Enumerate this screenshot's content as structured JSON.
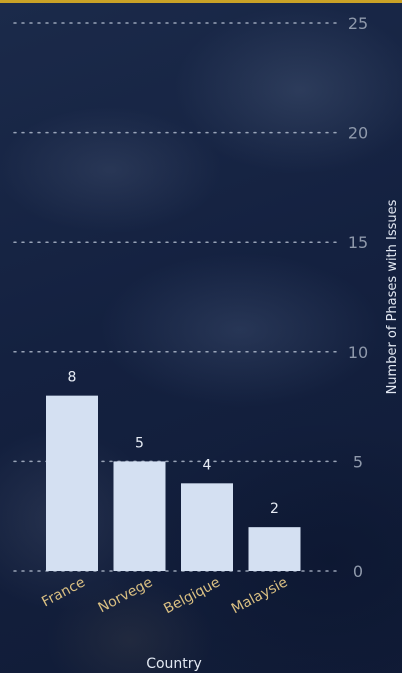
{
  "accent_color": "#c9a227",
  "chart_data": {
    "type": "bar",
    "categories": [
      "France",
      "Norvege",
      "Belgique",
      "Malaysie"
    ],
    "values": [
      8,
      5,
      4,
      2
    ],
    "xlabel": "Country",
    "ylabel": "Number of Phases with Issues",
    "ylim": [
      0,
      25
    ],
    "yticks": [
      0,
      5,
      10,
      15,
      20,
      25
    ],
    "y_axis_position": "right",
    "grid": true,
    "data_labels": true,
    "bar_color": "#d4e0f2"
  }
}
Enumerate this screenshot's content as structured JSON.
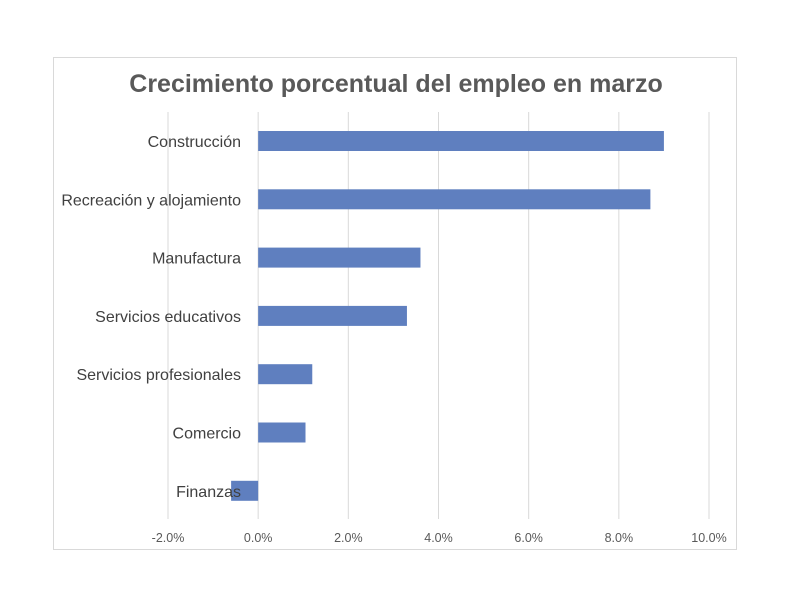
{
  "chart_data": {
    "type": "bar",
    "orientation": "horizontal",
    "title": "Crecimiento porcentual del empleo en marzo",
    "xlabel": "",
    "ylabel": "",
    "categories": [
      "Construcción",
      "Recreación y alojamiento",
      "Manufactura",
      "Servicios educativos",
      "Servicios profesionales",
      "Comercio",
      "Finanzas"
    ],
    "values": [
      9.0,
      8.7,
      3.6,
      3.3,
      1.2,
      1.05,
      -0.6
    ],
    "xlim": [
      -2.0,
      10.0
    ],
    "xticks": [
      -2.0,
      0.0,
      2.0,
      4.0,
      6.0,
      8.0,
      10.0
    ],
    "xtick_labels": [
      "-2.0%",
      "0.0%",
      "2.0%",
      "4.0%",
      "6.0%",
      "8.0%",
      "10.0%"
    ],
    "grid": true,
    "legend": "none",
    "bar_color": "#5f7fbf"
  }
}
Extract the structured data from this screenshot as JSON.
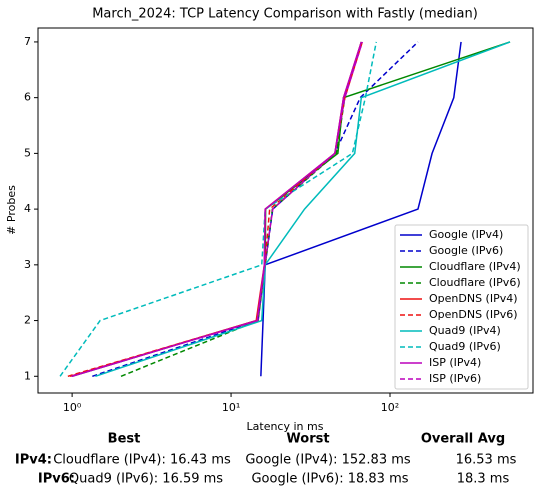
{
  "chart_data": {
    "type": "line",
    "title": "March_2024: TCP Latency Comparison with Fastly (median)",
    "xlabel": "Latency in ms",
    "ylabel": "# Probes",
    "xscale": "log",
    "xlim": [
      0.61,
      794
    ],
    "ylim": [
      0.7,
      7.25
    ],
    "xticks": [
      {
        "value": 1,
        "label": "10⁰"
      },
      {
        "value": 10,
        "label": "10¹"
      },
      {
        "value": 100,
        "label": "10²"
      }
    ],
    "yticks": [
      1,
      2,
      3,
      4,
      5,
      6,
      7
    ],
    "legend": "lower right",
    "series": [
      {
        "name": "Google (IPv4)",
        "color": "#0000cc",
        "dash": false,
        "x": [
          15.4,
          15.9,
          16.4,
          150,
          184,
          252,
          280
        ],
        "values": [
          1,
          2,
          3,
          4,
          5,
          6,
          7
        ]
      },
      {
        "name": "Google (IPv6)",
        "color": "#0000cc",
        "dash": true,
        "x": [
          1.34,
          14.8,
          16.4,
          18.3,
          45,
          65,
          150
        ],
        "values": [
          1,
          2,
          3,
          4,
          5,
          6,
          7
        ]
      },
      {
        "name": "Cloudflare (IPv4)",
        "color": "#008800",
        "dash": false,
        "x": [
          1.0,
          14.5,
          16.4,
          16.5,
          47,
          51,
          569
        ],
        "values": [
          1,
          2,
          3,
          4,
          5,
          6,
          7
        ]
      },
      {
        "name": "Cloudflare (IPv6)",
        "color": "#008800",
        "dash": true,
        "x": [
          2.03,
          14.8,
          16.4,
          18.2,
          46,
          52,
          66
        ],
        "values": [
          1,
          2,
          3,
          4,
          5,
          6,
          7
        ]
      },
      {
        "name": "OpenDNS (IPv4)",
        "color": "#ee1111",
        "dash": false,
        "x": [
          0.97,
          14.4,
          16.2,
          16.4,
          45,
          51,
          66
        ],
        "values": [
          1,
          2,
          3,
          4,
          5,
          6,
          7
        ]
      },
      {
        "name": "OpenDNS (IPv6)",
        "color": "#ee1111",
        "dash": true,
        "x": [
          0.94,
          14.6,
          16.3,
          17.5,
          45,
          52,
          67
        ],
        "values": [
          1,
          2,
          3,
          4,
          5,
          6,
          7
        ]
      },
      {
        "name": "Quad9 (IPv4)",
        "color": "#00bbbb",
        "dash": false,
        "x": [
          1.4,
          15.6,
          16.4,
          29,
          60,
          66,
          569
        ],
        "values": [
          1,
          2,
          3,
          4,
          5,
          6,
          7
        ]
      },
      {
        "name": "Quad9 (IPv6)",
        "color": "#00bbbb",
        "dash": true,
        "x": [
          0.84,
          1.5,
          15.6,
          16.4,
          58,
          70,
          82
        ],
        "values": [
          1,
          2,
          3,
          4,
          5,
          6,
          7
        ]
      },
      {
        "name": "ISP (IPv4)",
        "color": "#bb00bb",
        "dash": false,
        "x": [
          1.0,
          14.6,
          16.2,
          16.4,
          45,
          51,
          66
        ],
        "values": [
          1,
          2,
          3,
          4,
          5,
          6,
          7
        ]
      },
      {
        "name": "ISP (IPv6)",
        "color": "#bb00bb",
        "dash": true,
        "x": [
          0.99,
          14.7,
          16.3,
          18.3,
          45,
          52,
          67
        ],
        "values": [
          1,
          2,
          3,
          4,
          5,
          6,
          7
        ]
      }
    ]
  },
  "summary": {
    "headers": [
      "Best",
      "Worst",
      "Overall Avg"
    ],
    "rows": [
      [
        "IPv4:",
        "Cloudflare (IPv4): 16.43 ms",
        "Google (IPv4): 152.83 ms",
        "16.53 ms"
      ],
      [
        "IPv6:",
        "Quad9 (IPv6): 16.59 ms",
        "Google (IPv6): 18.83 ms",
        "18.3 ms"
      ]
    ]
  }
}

• • •

> _WHAT IS BEING ASKED_
Restate each line of the records exactly; pictures do not belong in the copy.

> _CORRECT OUTPUT_
Enumerate this screenshot's content as structured JSON.
{
  "accent_color": "#c9a227",
  "chart_data": {
    "type": "bar",
    "categories": [
      "France",
      "Norvege",
      "Belgique",
      "Malaysie"
    ],
    "values": [
      8,
      5,
      4,
      2
    ],
    "xlabel": "Country",
    "ylabel": "Number of Phases with Issues",
    "ylim": [
      0,
      25
    ],
    "yticks": [
      0,
      5,
      10,
      15,
      20,
      25
    ],
    "y_axis_position": "right",
    "grid": true,
    "data_labels": true,
    "bar_color": "#d4e0f2"
  }
}
Enumerate this screenshot's content as structured JSON.
{
  "chart_data": {
    "type": "bar",
    "orientation": "horizontal",
    "title": "Crecimiento porcentual del empleo en marzo",
    "xlabel": "",
    "ylabel": "",
    "categories": [
      "Construcción",
      "Recreación y alojamiento",
      "Manufactura",
      "Servicios educativos",
      "Servicios profesionales",
      "Comercio",
      "Finanzas"
    ],
    "values": [
      9.0,
      8.7,
      3.6,
      3.3,
      1.2,
      1.05,
      -0.6
    ],
    "xlim": [
      -2.0,
      10.0
    ],
    "xticks": [
      -2.0,
      0.0,
      2.0,
      4.0,
      6.0,
      8.0,
      10.0
    ],
    "xtick_labels": [
      "-2.0%",
      "0.0%",
      "2.0%",
      "4.0%",
      "6.0%",
      "8.0%",
      "10.0%"
    ],
    "grid": true,
    "legend": "none",
    "bar_color": "#5f7fbf"
  }
}
Extract the structured data from this screenshot as JSON.
{
  "chart_data": {
    "type": "line",
    "title": "March_2024: TCP Latency Comparison with Fastly (median)",
    "xlabel": "Latency in ms",
    "ylabel": "# Probes",
    "xscale": "log",
    "xlim": [
      0.61,
      794
    ],
    "ylim": [
      0.7,
      7.25
    ],
    "xticks": [
      {
        "value": 1,
        "label": "10⁰"
      },
      {
        "value": 10,
        "label": "10¹"
      },
      {
        "value": 100,
        "label": "10²"
      }
    ],
    "yticks": [
      1,
      2,
      3,
      4,
      5,
      6,
      7
    ],
    "legend": "lower right",
    "series": [
      {
        "name": "Google (IPv4)",
        "color": "#0000cc",
        "dash": false,
        "x": [
          15.4,
          15.9,
          16.4,
          150,
          184,
          252,
          280
        ],
        "values": [
          1,
          2,
          3,
          4,
          5,
          6,
          7
        ]
      },
      {
        "name": "Google (IPv6)",
        "color": "#0000cc",
        "dash": true,
        "x": [
          1.34,
          14.8,
          16.4,
          18.3,
          45,
          65,
          150
        ],
        "values": [
          1,
          2,
          3,
          4,
          5,
          6,
          7
        ]
      },
      {
        "name": "Cloudflare (IPv4)",
        "color": "#008800",
        "dash": false,
        "x": [
          1.0,
          14.5,
          16.4,
          16.5,
          47,
          51,
          569
        ],
        "values": [
          1,
          2,
          3,
          4,
          5,
          6,
          7
        ]
      },
      {
        "name": "Cloudflare (IPv6)",
        "color": "#008800",
        "dash": true,
        "x": [
          2.03,
          14.8,
          16.4,
          18.2,
          46,
          52,
          66
        ],
        "values": [
          1,
          2,
          3,
          4,
          5,
          6,
          7
        ]
      },
      {
        "name": "OpenDNS (IPv4)",
        "color": "#ee1111",
        "dash": false,
        "x": [
          0.97,
          14.4,
          16.2,
          16.4,
          45,
          51,
          66
        ],
        "values": [
          1,
          2,
          3,
          4,
          5,
          6,
          7
        ]
      },
      {
        "name": "OpenDNS (IPv6)",
        "color": "#ee1111",
        "dash": true,
        "x": [
          0.94,
          14.6,
          16.3,
          17.5,
          45,
          52,
          67
        ],
        "values": [
          1,
          2,
          3,
          4,
          5,
          6,
          7
        ]
      },
      {
        "name": "Quad9 (IPv4)",
        "color": "#00bbbb",
        "dash": false,
        "x": [
          1.4,
          15.6,
          16.4,
          29,
          60,
          66,
          569
        ],
        "values": [
          1,
          2,
          3,
          4,
          5,
          6,
          7
        ]
      },
      {
        "name": "Quad9 (IPv6)",
        "color": "#00bbbb",
        "dash": true,
        "x": [
          0.84,
          1.5,
          15.6,
          16.4,
          58,
          70,
          82
        ],
        "values": [
          1,
          2,
          3,
          4,
          5,
          6,
          7
        ]
      },
      {
        "name": "ISP (IPv4)",
        "color": "#bb00bb",
        "dash": false,
        "x": [
          1.0,
          14.6,
          16.2,
          16.4,
          45,
          51,
          66
        ],
        "values": [
          1,
          2,
          3,
          4,
          5,
          6,
          7
        ]
      },
      {
        "name": "ISP (IPv6)",
        "color": "#bb00bb",
        "dash": true,
        "x": [
          0.99,
          14.7,
          16.3,
          18.3,
          45,
          52,
          67
        ],
        "values": [
          1,
          2,
          3,
          4,
          5,
          6,
          7
        ]
      }
    ]
  },
  "summary": {
    "headers": [
      "Best",
      "Worst",
      "Overall Avg"
    ],
    "rows": [
      [
        "IPv4:",
        "Cloudflare (IPv4): 16.43 ms",
        "Google (IPv4): 152.83 ms",
        "16.53 ms"
      ],
      [
        "IPv6:",
        "Quad9 (IPv6): 16.59 ms",
        "Google (IPv6): 18.83 ms",
        "18.3 ms"
      ]
    ]
  }
}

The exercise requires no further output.